■ REQUIRED WORK ■
Copy, in full, each line of the material that holds the word "Enumerate".

::: SUPPLIED RECORDS :::

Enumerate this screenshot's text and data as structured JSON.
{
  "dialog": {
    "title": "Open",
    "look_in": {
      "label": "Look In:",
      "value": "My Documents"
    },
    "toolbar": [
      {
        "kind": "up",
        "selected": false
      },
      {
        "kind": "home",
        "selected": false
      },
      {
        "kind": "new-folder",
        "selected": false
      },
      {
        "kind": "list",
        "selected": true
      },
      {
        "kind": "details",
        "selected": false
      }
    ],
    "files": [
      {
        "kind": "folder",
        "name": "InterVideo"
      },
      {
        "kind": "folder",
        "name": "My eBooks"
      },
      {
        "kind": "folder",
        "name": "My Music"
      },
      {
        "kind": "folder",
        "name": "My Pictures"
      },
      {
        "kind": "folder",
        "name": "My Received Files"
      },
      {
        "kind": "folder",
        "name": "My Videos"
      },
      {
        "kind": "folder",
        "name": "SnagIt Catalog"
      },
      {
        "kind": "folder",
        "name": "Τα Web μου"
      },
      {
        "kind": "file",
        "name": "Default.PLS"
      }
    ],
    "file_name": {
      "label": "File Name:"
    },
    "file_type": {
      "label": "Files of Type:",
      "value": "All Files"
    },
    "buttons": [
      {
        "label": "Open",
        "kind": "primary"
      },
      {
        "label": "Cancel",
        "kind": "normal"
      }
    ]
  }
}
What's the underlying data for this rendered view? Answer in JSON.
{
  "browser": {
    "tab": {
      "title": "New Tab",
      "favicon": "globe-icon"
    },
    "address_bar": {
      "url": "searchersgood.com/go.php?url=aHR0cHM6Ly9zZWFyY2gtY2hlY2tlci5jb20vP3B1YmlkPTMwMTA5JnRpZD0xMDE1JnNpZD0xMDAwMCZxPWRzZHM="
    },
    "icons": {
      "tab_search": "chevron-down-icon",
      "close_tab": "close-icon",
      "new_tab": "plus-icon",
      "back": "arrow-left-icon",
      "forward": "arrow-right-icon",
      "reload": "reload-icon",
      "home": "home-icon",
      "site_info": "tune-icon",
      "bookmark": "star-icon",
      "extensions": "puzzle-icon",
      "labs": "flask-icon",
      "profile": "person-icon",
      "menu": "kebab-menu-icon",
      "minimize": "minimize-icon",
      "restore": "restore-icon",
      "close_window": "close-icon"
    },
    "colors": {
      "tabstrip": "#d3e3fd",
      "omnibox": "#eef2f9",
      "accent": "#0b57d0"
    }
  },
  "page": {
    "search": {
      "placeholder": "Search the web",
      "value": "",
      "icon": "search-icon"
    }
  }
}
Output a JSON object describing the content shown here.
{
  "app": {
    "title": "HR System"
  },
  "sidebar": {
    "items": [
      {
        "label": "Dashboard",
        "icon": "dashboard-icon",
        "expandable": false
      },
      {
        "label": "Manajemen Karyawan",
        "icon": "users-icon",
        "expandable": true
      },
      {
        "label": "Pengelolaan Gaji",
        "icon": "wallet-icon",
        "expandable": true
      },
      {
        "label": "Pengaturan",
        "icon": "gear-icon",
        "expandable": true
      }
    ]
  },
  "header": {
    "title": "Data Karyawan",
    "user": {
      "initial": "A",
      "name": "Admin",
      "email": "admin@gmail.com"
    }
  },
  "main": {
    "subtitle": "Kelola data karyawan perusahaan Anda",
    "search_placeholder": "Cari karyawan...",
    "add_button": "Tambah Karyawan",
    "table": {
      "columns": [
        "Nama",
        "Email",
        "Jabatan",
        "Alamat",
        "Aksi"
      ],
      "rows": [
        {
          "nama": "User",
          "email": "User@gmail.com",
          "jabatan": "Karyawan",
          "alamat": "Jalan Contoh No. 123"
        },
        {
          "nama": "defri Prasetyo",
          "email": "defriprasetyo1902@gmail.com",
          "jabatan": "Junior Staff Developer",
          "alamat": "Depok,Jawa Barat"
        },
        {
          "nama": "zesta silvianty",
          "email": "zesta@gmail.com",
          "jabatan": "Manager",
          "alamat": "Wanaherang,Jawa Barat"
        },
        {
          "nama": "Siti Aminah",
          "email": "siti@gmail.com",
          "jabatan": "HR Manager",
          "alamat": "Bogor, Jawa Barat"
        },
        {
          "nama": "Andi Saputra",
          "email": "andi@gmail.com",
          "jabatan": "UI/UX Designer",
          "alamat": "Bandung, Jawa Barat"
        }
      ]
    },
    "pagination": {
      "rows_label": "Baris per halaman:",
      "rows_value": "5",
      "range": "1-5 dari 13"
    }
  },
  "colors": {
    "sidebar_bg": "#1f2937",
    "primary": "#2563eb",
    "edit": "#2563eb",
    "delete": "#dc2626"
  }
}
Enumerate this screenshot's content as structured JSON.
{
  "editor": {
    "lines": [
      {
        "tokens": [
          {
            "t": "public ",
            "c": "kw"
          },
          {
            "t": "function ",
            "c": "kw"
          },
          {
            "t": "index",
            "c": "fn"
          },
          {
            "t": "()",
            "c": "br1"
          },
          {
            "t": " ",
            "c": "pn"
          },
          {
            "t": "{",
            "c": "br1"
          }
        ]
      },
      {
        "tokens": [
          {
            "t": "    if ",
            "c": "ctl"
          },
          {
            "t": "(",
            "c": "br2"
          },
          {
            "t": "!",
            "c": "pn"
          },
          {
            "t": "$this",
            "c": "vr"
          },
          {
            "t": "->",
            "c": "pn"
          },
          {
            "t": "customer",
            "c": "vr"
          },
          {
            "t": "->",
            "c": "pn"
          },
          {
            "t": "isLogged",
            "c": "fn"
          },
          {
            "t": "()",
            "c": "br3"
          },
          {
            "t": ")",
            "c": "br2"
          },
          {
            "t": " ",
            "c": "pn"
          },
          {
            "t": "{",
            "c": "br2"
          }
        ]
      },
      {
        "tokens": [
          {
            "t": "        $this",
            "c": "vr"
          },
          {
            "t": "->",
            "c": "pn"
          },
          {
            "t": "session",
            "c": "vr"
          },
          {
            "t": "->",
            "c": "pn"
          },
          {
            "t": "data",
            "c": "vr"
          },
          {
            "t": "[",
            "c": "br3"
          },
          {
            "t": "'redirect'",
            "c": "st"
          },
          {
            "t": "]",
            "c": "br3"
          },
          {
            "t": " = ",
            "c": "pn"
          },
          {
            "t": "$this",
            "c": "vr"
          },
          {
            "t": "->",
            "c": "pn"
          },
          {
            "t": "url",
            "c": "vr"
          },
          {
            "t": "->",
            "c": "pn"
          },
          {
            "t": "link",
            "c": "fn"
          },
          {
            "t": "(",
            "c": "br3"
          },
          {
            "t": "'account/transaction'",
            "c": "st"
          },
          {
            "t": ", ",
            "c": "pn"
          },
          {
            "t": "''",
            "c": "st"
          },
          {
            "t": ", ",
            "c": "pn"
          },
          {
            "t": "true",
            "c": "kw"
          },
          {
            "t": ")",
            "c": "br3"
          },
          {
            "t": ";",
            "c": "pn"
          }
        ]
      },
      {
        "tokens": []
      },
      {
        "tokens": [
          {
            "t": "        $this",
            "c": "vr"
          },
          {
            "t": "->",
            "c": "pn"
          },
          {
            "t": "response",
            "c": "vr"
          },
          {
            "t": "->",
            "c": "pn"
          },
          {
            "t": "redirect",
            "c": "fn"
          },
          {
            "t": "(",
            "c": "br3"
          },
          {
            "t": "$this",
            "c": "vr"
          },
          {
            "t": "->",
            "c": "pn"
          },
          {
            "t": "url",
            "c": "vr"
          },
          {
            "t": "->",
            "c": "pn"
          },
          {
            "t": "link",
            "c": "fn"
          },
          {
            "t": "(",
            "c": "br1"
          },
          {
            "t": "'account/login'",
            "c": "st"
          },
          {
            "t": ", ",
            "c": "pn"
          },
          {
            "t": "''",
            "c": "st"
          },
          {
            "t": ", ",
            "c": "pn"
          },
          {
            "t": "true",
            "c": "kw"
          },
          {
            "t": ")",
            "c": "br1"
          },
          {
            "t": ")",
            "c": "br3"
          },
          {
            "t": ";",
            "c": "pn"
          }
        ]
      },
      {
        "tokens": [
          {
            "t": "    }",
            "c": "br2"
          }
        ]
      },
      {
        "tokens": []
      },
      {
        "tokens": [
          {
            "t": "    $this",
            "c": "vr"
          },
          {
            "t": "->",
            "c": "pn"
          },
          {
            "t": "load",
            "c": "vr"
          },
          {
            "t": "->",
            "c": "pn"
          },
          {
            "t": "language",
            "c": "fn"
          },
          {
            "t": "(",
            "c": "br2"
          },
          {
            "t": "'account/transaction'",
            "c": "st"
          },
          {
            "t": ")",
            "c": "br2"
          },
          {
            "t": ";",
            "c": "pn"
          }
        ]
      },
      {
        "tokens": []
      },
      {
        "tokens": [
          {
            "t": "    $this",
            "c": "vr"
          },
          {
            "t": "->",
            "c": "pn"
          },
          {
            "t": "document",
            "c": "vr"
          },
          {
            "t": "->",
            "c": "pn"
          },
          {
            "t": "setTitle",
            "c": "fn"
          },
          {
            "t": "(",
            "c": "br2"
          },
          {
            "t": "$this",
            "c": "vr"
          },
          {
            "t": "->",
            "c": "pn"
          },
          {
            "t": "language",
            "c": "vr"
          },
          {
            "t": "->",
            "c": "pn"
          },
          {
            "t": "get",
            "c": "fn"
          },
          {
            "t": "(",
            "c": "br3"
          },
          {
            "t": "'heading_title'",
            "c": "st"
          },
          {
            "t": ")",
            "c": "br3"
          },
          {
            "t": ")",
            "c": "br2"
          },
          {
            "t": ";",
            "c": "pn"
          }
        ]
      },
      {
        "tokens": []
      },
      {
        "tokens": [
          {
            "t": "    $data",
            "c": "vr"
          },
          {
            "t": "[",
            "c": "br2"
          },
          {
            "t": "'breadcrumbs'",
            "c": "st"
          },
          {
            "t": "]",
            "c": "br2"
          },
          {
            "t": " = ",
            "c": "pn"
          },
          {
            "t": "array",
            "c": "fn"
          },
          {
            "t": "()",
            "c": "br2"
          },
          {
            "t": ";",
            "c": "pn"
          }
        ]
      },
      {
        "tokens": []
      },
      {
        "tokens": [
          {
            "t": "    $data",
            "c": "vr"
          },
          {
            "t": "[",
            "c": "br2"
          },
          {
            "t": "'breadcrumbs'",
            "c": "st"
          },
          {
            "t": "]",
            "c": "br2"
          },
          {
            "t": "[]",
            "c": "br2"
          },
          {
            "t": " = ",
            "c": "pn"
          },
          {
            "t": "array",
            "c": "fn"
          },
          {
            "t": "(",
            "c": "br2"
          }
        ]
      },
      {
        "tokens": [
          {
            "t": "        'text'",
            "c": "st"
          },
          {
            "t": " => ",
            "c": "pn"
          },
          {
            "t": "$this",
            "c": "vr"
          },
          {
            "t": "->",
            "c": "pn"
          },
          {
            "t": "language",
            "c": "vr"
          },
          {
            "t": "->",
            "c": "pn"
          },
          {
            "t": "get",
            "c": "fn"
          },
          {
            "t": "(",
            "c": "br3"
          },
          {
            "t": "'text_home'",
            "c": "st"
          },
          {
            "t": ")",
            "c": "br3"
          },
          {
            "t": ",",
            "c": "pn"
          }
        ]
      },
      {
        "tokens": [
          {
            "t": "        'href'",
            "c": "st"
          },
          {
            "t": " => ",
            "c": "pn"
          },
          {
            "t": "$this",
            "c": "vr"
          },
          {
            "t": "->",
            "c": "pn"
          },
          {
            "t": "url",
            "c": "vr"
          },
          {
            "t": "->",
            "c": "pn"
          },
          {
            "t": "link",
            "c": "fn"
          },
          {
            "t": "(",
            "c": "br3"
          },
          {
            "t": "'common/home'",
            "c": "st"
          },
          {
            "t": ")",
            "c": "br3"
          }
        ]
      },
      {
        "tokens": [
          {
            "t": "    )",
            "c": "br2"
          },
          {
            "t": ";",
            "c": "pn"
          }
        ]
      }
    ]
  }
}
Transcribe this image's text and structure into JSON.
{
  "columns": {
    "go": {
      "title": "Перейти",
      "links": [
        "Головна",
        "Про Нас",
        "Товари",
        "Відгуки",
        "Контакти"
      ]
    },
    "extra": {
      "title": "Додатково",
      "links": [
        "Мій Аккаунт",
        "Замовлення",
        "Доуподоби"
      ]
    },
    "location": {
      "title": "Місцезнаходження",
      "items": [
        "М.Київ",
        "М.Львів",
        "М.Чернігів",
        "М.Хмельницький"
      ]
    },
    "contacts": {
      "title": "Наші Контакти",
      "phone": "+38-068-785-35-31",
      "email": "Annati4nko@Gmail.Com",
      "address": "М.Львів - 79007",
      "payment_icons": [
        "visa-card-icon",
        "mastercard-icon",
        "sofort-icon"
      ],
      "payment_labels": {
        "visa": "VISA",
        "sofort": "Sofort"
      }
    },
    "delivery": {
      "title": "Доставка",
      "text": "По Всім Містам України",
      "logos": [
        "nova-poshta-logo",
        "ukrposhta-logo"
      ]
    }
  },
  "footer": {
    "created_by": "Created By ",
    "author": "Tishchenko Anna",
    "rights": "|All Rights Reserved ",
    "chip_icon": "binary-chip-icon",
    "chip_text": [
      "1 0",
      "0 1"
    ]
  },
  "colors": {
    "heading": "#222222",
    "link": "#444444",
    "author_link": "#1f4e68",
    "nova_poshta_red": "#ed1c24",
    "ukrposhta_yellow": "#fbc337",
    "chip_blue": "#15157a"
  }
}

:::

■ EXPECTED OUTPUT ■
Enumerate this screenshot's text and data as structured JSON.
Enumerate this screenshot's content as structured JSON.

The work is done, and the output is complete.